Each line containing the word "axis" needs to be copied.

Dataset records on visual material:
····················

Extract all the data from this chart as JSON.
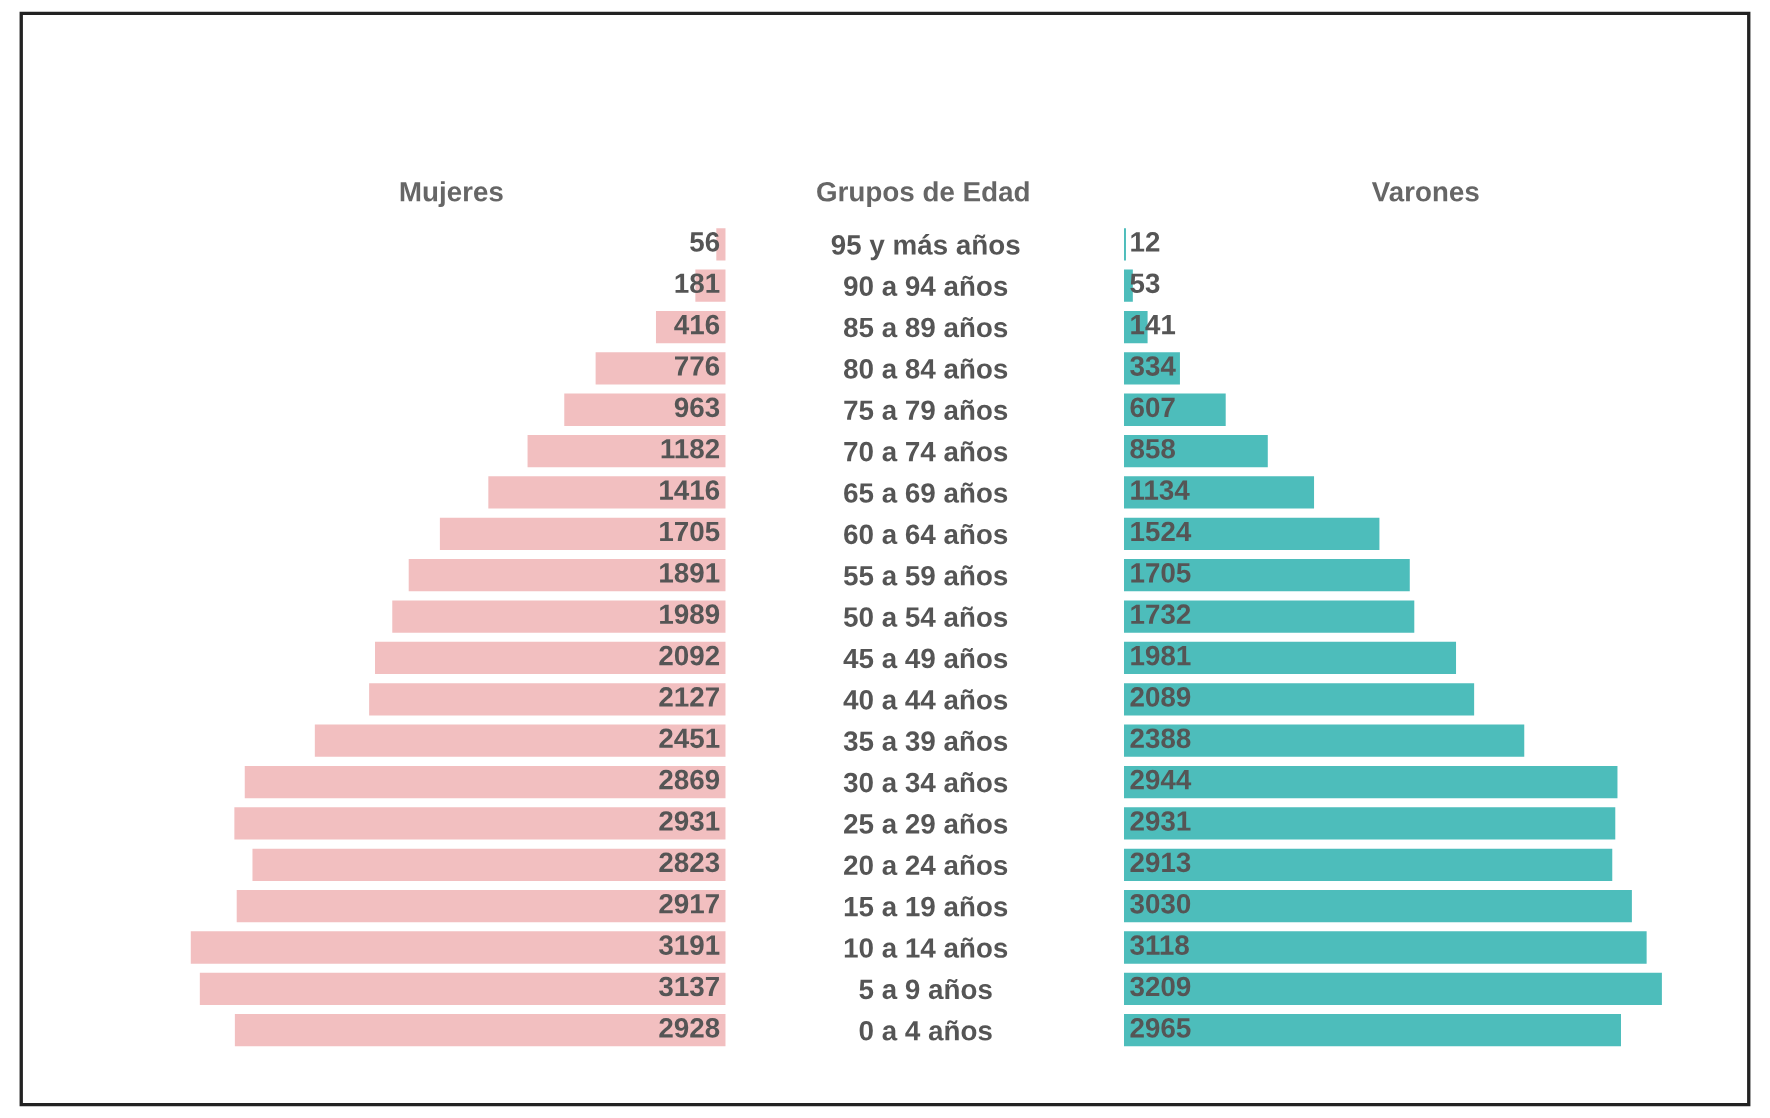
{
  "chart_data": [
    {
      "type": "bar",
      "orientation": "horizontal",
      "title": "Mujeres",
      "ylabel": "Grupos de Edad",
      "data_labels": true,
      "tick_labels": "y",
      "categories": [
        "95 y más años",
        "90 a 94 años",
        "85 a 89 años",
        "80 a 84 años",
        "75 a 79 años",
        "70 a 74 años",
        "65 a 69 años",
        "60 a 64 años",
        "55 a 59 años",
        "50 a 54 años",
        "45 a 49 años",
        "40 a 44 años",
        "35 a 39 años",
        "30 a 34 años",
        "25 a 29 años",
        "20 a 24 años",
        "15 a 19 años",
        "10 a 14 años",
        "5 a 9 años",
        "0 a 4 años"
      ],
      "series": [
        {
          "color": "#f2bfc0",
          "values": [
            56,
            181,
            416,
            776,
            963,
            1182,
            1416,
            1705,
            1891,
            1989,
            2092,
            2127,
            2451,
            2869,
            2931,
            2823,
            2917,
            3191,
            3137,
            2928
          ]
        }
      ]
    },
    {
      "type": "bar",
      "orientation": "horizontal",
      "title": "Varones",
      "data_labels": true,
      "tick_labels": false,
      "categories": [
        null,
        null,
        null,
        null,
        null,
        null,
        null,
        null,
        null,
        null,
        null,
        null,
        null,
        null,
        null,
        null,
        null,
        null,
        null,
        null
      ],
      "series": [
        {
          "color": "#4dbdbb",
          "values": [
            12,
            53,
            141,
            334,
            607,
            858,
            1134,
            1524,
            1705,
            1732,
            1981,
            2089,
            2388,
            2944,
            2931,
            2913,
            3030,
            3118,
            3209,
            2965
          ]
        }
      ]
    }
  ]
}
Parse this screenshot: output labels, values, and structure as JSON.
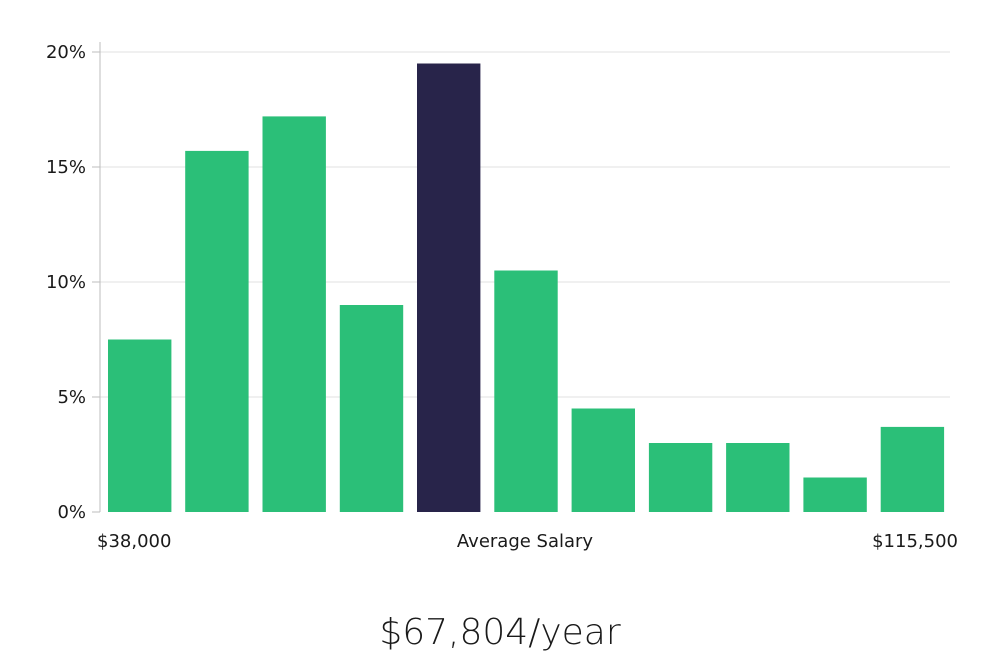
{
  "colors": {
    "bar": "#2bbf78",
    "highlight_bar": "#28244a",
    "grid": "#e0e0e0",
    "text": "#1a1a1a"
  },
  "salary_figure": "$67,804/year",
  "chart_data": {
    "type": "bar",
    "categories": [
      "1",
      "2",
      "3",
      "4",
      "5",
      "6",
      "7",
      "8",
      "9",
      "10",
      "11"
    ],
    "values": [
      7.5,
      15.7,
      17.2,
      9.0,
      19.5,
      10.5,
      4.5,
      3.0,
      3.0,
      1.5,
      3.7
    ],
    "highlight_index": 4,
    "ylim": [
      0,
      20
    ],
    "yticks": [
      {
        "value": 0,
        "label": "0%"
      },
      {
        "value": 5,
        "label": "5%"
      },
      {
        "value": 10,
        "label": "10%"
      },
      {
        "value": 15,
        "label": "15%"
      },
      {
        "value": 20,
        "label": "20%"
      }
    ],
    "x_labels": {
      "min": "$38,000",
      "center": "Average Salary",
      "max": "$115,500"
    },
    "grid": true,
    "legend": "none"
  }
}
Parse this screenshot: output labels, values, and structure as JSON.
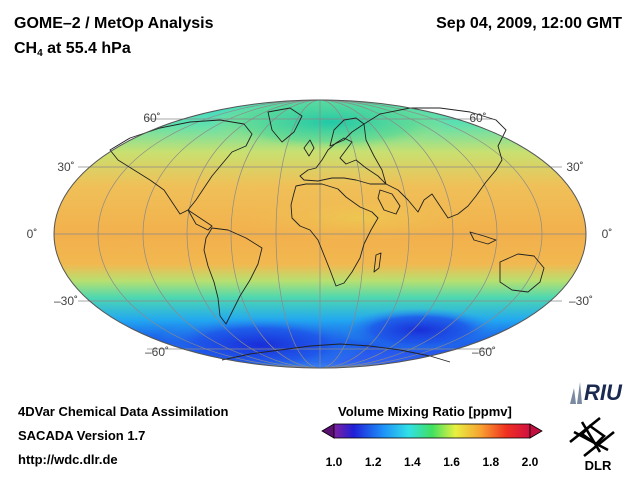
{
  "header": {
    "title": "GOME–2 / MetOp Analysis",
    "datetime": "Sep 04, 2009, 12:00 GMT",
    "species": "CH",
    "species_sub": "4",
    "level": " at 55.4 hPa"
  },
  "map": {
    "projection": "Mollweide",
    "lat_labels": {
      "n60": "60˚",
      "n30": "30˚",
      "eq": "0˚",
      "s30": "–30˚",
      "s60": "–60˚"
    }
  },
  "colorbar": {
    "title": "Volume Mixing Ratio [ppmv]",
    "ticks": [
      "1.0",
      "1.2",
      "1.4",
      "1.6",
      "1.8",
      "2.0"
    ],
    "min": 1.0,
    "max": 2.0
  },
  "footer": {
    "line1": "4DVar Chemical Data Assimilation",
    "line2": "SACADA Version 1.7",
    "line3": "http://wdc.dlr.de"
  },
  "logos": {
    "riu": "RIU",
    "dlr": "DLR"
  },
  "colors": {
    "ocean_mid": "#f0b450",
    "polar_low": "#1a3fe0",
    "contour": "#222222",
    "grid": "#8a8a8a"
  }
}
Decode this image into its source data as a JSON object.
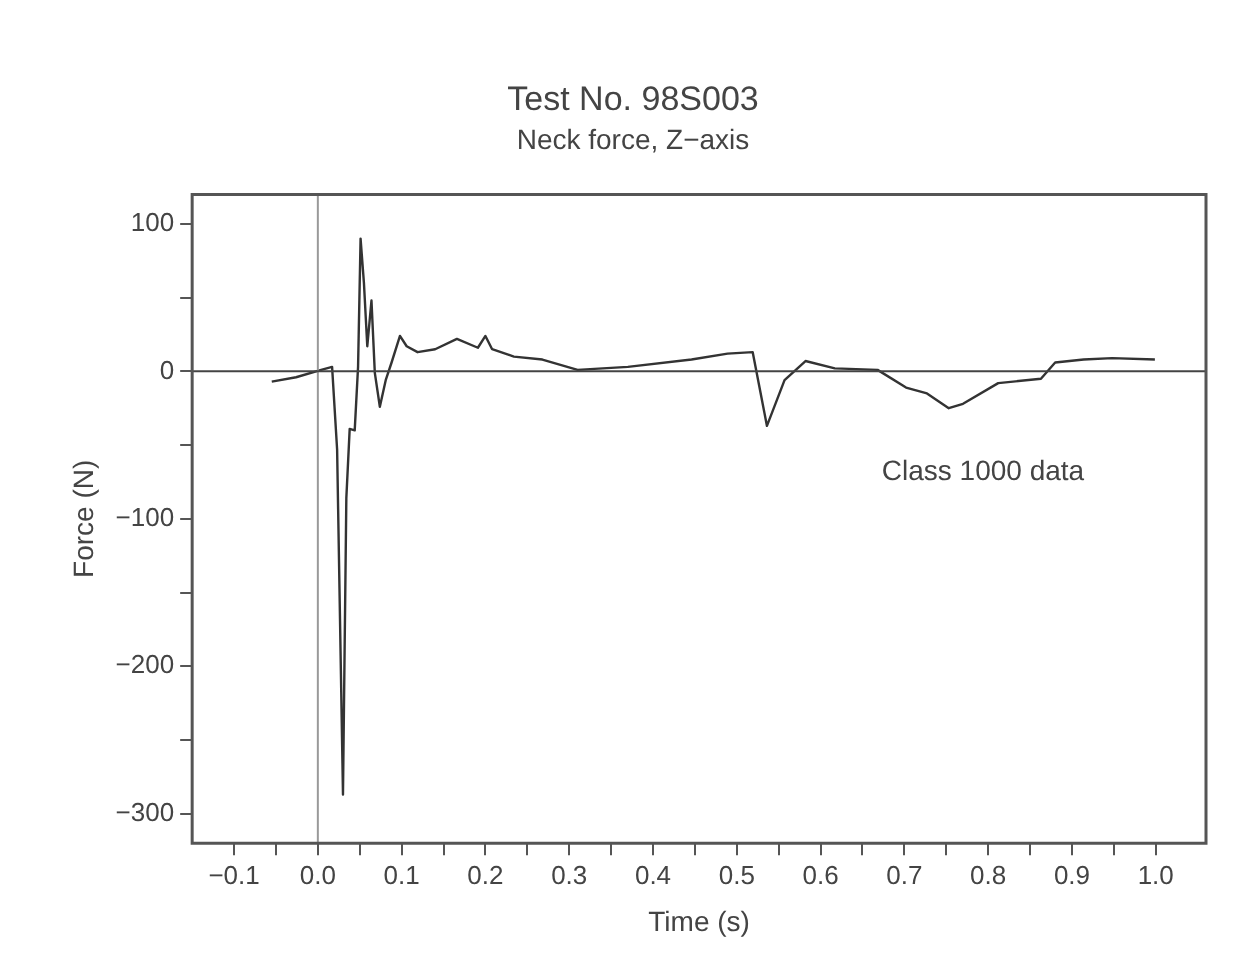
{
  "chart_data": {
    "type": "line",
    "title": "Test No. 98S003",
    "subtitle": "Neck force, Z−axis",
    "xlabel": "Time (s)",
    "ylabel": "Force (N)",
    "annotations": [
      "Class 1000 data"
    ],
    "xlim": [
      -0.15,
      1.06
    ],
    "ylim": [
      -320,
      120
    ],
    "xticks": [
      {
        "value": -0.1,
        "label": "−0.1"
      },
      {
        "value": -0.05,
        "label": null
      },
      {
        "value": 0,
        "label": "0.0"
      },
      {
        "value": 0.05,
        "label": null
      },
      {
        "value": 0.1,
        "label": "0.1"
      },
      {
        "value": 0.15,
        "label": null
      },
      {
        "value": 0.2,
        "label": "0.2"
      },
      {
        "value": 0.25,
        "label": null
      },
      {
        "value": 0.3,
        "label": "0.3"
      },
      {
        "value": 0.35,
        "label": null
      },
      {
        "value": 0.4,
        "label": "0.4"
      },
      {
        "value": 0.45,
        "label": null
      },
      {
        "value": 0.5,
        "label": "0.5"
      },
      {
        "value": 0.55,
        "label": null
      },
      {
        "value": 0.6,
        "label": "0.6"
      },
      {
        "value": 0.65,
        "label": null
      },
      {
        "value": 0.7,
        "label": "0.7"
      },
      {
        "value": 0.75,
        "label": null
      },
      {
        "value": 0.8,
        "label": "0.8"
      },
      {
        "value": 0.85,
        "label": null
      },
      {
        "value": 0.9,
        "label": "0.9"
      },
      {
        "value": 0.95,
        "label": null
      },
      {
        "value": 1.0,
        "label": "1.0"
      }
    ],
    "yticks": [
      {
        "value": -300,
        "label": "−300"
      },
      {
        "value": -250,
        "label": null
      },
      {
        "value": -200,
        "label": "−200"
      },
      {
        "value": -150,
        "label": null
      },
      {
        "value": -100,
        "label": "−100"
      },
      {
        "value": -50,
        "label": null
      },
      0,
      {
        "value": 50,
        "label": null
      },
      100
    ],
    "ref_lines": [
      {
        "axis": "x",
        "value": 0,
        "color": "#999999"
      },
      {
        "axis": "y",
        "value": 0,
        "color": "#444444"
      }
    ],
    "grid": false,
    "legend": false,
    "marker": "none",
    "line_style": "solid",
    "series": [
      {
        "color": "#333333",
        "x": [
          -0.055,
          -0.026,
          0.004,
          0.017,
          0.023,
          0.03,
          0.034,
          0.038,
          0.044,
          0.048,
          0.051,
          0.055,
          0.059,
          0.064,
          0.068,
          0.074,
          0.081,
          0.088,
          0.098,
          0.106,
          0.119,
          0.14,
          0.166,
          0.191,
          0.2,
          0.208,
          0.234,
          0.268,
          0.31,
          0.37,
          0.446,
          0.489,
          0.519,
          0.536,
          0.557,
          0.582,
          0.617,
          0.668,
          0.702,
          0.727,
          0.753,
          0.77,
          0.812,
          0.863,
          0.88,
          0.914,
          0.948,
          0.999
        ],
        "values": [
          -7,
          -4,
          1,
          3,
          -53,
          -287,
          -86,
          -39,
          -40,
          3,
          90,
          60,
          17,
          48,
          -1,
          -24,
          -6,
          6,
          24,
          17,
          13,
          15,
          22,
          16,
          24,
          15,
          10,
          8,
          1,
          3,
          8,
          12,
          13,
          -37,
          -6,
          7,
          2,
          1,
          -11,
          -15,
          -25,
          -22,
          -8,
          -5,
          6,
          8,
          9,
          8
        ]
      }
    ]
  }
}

····················

Answer to this task:
    "subtitle": "Neck force, Z−axis",
        "axis": "x",
        "axis": "y",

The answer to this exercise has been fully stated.